### [Task directions]
Copy out the complete text on amino acid deamination, word for word and with no changes.

### [Extract provided]
Deamination: separating the NH3 group from the alpha Carbon, to leave behind a “carbon skeleton”
PLP (pyridoxal phosphate) is ALWAYS the coenzyme for this process
(Pyridoxine aka Vitamin B6 is also a common coenzyme for this process)
Describe the 2-enzyme process by which nearly all AA’s are deaminated. Then describe the 2 AA’s that are deaminated in a different manner.
- Aminotransferase
- Glutamate Dehydrogenase
Serine and Threonine are the 2 AA’s that are deaminated by the action of the single enzyme, Dehydratase
Which AA’s are deaminated by the dehydrogenase and which are deaminated by the dehydratase?
Most AA’s = dehydrogenase (glutamate dehydrogenase to be specific)
Serine and Threonine = Dehydratase
What 2 enzymes are uniquely specific to each AA so that they will only deaminate their specific AA for which they fit?
Aminotransferase and Dehydratase (NOT dehydrogenase)

### [Records supplied]

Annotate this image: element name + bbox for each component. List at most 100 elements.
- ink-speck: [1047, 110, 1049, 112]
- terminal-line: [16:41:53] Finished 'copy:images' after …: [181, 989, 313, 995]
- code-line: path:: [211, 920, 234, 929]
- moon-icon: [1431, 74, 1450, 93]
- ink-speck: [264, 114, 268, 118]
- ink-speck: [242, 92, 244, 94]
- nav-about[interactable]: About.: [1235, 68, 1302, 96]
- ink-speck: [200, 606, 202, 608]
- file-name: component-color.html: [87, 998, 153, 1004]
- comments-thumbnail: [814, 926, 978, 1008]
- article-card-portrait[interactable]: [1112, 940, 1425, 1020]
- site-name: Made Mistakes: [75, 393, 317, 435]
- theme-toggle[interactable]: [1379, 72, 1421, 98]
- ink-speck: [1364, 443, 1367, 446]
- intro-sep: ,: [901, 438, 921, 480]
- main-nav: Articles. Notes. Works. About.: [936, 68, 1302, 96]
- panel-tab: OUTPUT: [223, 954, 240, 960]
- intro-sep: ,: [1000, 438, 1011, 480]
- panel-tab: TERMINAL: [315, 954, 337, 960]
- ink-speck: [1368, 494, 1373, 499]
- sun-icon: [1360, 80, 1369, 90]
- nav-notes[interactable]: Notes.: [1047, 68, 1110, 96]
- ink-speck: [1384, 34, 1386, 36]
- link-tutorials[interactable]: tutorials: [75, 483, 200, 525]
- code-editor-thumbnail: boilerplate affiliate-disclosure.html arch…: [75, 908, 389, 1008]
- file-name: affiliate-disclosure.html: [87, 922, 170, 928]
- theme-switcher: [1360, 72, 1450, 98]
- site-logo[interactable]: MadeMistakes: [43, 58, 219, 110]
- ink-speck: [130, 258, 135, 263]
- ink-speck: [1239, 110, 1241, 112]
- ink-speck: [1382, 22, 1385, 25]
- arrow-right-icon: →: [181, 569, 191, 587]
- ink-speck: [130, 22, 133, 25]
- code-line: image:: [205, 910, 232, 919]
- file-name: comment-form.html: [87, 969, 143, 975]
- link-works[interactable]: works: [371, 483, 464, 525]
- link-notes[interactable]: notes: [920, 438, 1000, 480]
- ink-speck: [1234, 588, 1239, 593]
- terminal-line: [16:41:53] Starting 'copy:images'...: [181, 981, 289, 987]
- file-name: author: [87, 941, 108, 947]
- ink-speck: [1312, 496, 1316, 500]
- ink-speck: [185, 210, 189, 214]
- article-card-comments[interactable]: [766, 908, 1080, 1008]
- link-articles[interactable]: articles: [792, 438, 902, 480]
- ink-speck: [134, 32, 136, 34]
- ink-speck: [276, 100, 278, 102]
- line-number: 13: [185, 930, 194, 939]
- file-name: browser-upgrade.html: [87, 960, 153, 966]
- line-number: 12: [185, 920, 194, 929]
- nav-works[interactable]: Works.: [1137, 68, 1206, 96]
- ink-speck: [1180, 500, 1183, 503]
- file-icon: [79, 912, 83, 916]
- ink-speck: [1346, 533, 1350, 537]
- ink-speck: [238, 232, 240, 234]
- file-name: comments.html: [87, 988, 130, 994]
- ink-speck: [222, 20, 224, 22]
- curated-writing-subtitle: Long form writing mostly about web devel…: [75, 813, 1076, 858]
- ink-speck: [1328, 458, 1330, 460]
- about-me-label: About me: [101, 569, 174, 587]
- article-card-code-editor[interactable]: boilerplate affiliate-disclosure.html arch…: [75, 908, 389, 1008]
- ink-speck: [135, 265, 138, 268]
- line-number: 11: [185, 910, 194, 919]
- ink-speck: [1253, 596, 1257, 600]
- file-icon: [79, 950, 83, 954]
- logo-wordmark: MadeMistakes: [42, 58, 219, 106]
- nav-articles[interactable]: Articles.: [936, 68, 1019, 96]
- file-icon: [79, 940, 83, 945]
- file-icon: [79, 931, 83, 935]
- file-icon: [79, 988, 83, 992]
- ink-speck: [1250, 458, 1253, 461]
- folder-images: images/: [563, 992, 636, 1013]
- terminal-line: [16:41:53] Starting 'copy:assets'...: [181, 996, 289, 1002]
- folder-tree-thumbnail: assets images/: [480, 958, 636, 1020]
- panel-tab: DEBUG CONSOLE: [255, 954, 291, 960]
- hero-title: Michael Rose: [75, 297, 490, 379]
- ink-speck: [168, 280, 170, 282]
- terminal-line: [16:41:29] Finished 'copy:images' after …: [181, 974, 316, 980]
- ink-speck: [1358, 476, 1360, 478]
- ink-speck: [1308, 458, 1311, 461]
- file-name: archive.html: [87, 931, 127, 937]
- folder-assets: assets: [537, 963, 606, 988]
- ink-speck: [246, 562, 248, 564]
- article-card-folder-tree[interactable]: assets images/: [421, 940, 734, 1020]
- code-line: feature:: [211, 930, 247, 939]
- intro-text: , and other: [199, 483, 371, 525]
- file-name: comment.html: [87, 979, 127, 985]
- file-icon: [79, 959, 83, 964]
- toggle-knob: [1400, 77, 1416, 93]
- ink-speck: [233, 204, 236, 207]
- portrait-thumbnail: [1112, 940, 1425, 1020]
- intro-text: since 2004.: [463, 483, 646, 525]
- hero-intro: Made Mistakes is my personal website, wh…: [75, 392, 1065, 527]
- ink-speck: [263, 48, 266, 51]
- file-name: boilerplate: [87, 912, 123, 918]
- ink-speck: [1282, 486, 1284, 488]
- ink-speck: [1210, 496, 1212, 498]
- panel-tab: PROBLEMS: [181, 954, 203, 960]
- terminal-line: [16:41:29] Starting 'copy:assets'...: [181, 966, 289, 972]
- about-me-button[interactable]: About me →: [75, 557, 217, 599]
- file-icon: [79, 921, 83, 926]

### [Output of the exercise]
Deamination: separating the NH3 group from the alpha Carbon, to leave behind a “carbon skeleton”
PLP (pyridoxal phosphate) is ALWAYS the coenzyme for this process
(Pyridoxine aka Vitamin B6 is also a common coenzyme for this process)
Describe the 2-enzyme process by which nearly all AA’s are deaminated. Then describe the 2 AA’s that are deaminated in a different manner.
- Aminotransferase
- Glutamate Dehydrogenase
Serine and Threonine are the 2 AA’s that are deaminated by the action of the single enzyme, Dehydratase
Which AA’s are deaminated by the dehydrogenase and which are deaminated by the dehydratase?
Most AA’s = dehydrogenase (glutamate dehydrogenase to be specific)
Serine and Threonine = Dehydratase
What 2 enzymes are uniquely specific to each AA so that they will only deaminate their specific AA for which they fit?
Aminotransferase and Dehydratase (NOT dehydrogenase)